**Your goal**
Can you write out the whole listing exactly?

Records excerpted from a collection
##############################

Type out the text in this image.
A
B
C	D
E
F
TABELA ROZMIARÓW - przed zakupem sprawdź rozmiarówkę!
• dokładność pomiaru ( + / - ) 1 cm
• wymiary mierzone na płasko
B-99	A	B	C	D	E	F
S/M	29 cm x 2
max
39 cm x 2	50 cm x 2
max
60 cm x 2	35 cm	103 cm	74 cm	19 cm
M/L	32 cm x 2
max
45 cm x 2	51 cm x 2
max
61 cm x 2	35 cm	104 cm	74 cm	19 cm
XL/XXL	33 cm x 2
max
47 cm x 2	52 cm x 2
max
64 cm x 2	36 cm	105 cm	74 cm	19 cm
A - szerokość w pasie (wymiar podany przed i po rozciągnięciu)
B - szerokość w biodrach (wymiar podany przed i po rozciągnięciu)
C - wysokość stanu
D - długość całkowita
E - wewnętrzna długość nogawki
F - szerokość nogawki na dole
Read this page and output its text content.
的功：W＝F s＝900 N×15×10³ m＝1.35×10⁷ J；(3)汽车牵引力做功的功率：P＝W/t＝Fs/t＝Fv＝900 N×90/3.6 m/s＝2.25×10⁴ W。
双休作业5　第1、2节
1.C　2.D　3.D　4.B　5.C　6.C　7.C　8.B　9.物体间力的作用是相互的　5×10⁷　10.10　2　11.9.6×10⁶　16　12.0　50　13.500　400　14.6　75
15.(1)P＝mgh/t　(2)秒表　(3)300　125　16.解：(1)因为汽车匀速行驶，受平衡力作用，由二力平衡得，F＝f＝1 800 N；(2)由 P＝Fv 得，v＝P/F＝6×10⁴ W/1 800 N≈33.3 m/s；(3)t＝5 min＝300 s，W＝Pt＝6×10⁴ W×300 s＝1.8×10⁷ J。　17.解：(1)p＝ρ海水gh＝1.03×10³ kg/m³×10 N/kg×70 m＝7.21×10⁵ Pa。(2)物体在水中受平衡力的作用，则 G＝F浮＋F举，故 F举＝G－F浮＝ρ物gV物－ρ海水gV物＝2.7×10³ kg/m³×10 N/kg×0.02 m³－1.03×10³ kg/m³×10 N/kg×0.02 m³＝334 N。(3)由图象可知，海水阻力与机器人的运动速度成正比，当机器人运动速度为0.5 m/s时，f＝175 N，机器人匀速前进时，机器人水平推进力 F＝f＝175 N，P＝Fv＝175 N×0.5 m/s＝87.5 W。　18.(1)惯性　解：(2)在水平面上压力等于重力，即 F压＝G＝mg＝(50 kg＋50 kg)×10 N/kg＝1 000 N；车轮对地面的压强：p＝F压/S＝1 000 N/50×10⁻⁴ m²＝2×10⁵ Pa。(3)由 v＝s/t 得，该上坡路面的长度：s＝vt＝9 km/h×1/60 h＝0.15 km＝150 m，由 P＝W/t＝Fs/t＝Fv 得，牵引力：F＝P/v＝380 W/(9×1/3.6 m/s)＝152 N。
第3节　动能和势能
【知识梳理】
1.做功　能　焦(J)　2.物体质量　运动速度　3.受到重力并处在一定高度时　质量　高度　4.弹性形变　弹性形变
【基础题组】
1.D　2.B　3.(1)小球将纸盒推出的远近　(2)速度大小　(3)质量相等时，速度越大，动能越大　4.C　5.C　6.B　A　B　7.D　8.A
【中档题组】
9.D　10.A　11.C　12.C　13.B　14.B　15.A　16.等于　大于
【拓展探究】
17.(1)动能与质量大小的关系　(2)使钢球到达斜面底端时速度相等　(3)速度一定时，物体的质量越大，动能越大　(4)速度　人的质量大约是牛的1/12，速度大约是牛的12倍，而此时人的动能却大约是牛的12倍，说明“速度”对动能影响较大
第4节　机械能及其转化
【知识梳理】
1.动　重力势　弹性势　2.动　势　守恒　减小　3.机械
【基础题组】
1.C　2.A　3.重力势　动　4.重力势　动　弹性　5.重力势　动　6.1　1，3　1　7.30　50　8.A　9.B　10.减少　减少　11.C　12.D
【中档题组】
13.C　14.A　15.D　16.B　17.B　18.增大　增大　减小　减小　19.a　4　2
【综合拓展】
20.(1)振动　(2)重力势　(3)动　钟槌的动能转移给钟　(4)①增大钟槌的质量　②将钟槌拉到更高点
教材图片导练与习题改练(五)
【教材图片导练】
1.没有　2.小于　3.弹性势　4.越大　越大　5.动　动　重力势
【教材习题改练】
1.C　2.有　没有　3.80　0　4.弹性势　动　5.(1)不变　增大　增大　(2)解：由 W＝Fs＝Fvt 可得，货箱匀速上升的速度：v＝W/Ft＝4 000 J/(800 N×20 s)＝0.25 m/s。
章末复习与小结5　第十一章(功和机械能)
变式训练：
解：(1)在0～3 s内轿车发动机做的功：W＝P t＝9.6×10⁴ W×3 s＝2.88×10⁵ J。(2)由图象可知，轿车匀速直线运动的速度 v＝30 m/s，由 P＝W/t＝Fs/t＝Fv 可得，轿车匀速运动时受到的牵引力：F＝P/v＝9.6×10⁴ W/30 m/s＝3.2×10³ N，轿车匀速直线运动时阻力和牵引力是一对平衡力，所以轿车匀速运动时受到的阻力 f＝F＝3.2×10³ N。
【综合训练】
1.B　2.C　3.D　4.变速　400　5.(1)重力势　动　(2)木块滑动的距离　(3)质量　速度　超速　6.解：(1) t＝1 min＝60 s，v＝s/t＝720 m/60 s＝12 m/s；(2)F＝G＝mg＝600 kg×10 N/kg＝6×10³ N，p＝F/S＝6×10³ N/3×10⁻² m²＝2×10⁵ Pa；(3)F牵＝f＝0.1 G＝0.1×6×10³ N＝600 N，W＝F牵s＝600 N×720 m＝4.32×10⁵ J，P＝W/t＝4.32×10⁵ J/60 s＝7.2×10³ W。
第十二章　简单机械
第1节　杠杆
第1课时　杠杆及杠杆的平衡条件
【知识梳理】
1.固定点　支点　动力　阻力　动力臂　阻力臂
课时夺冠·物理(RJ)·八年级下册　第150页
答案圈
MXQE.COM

##############################

**Finished task**
Type out the text in this image.
A
B
C	D
E
F
TABELA ROZMIARÓW - przed zakupem sprawdź rozmiarówkę!
• dokładność pomiaru ( + / - ) 1 cm
• wymiary mierzone na płasko
B-99	A	B	C	D	E	F
S/M	29 cm x 2
max
39 cm x 2	50 cm x 2
max
60 cm x 2	35 cm	103 cm	74 cm	19 cm
M/L	32 cm x 2
max
45 cm x 2	51 cm x 2
max
61 cm x 2	35 cm	104 cm	74 cm	19 cm
XL/XXL	33 cm x 2
max
47 cm x 2	52 cm x 2
max
64 cm x 2	36 cm	105 cm	74 cm	19 cm
A - szerokość w pasie (wymiar podany przed i po rozciągnięciu)
B - szerokość w biodrach (wymiar podany przed i po rozciągnięciu)
C - wysokość stanu
D - długość całkowita
E - wewnętrzna długość nogawki
F - szerokość nogawki na dole
Read this page and output its text content.
的功：W＝F s＝900 N×15×10³ m＝1.35×10⁷ J；(3)汽车牵引力做功的功率：P＝W/t＝Fs/t＝Fv＝900 N×90/3.6 m/s＝2.25×10⁴ W。
双休作业5　第1、2节
1.C　2.D　3.D　4.B　5.C　6.C　7.C　8.B　9.物体间力的作用是相互的　5×10⁷　10.10　2　11.9.6×10⁶　16　12.0　50　13.500　400　14.6　75
15.(1)P＝mgh/t　(2)秒表　(3)300　125　16.解：(1)因为汽车匀速行驶，受平衡力作用，由二力平衡得，F＝f＝1 800 N；(2)由 P＝Fv 得，v＝P/F＝6×10⁴ W/1 800 N≈33.3 m/s；(3)t＝5 min＝300 s，W＝Pt＝6×10⁴ W×300 s＝1.8×10⁷ J。　17.解：(1)p＝ρ海水gh＝1.03×10³ kg/m³×10 N/kg×70 m＝7.21×10⁵ Pa。(2)物体在水中受平衡力的作用，则 G＝F浮＋F举，故 F举＝G－F浮＝ρ物gV物－ρ海水gV物＝2.7×10³ kg/m³×10 N/kg×0.02 m³－1.03×10³ kg/m³×10 N/kg×0.02 m³＝334 N。(3)由图象可知，海水阻力与机器人的运动速度成正比，当机器人运动速度为0.5 m/s时，f＝175 N，机器人匀速前进时，机器人水平推进力 F＝f＝175 N，P＝Fv＝175 N×0.5 m/s＝87.5 W。　18.(1)惯性　解：(2)在水平面上压力等于重力，即 F压＝G＝mg＝(50 kg＋50 kg)×10 N/kg＝1 000 N；车轮对地面的压强：p＝F压/S＝1 000 N/50×10⁻⁴ m²＝2×10⁵ Pa。(3)由 v＝s/t 得，该上坡路面的长度：s＝vt＝9 km/h×1/60 h＝0.15 km＝150 m，由 P＝W/t＝Fs/t＝Fv 得，牵引力：F＝P/v＝380 W/(9×1/3.6 m/s)＝152 N。
第3节　动能和势能
【知识梳理】
1.做功　能　焦(J)　2.物体质量　运动速度　3.受到重力并处在一定高度时　质量　高度　4.弹性形变　弹性形变
【基础题组】
1.D　2.B　3.(1)小球将纸盒推出的远近　(2)速度大小　(3)质量相等时，速度越大，动能越大　4.C　5.C　6.B　A　B　7.D　8.A
【中档题组】
9.D　10.A　11.C　12.C　13.B　14.B　15.A　16.等于　大于
【拓展探究】
17.(1)动能与质量大小的关系　(2)使钢球到达斜面底端时速度相等　(3)速度一定时，物体的质量越大，动能越大　(4)速度　人的质量大约是牛的1/12，速度大约是牛的12倍，而此时人的动能却大约是牛的12倍，说明“速度”对动能影响较大
第4节　机械能及其转化
【知识梳理】
1.动　重力势　弹性势　2.动　势　守恒　减小　3.机械
【基础题组】
1.C　2.A　3.重力势　动　4.重力势　动　弹性　5.重力势　动　6.1　1，3　1　7.30　50　8.A　9.B　10.减少　减少　11.C　12.D
【中档题组】
13.C　14.A　15.D　16.B　17.B　18.增大　增大　减小　减小　19.a　4　2
【综合拓展】
20.(1)振动　(2)重力势　(3)动　钟槌的动能转移给钟　(4)①增大钟槌的质量　②将钟槌拉到更高点
教材图片导练与习题改练(五)
【教材图片导练】
1.没有　2.小于　3.弹性势　4.越大　越大　5.动　动　重力势
【教材习题改练】
1.C　2.有　没有　3.80　0　4.弹性势　动　5.(1)不变　增大　增大　(2)解：由 W＝Fs＝Fvt 可得，货箱匀速上升的速度：v＝W/Ft＝4 000 J/(800 N×20 s)＝0.25 m/s。
章末复习与小结5　第十一章(功和机械能)
变式训练：
解：(1)在0～3 s内轿车发动机做的功：W＝P t＝9.6×10⁴ W×3 s＝2.88×10⁵ J。(2)由图象可知，轿车匀速直线运动的速度 v＝30 m/s，由 P＝W/t＝Fs/t＝Fv 可得，轿车匀速运动时受到的牵引力：F＝P/v＝9.6×10⁴ W/30 m/s＝3.2×10³ N，轿车匀速直线运动时阻力和牵引力是一对平衡力，所以轿车匀速运动时受到的阻力 f＝F＝3.2×10³ N。
【综合训练】
1.B　2.C　3.D　4.变速　400　5.(1)重力势　动　(2)木块滑动的距离　(3)质量　速度　超速　6.解：(1) t＝1 min＝60 s，v＝s/t＝720 m/60 s＝12 m/s；(2)F＝G＝mg＝600 kg×10 N/kg＝6×10³ N，p＝F/S＝6×10³ N/3×10⁻² m²＝2×10⁵ Pa；(3)F牵＝f＝0.1 G＝0.1×6×10³ N＝600 N，W＝F牵s＝600 N×720 m＝4.32×10⁵ J，P＝W/t＝4.32×10⁵ J/60 s＝7.2×10³ W。
第十二章　简单机械
第1节　杠杆
第1课时　杠杆及杠杆的平衡条件
【知识梳理】
1.固定点　支点　动力　阻力　动力臂　阻力臂
课时夺冠·物理(RJ)·八年级下册　第150页
答案圈
MXQE.COM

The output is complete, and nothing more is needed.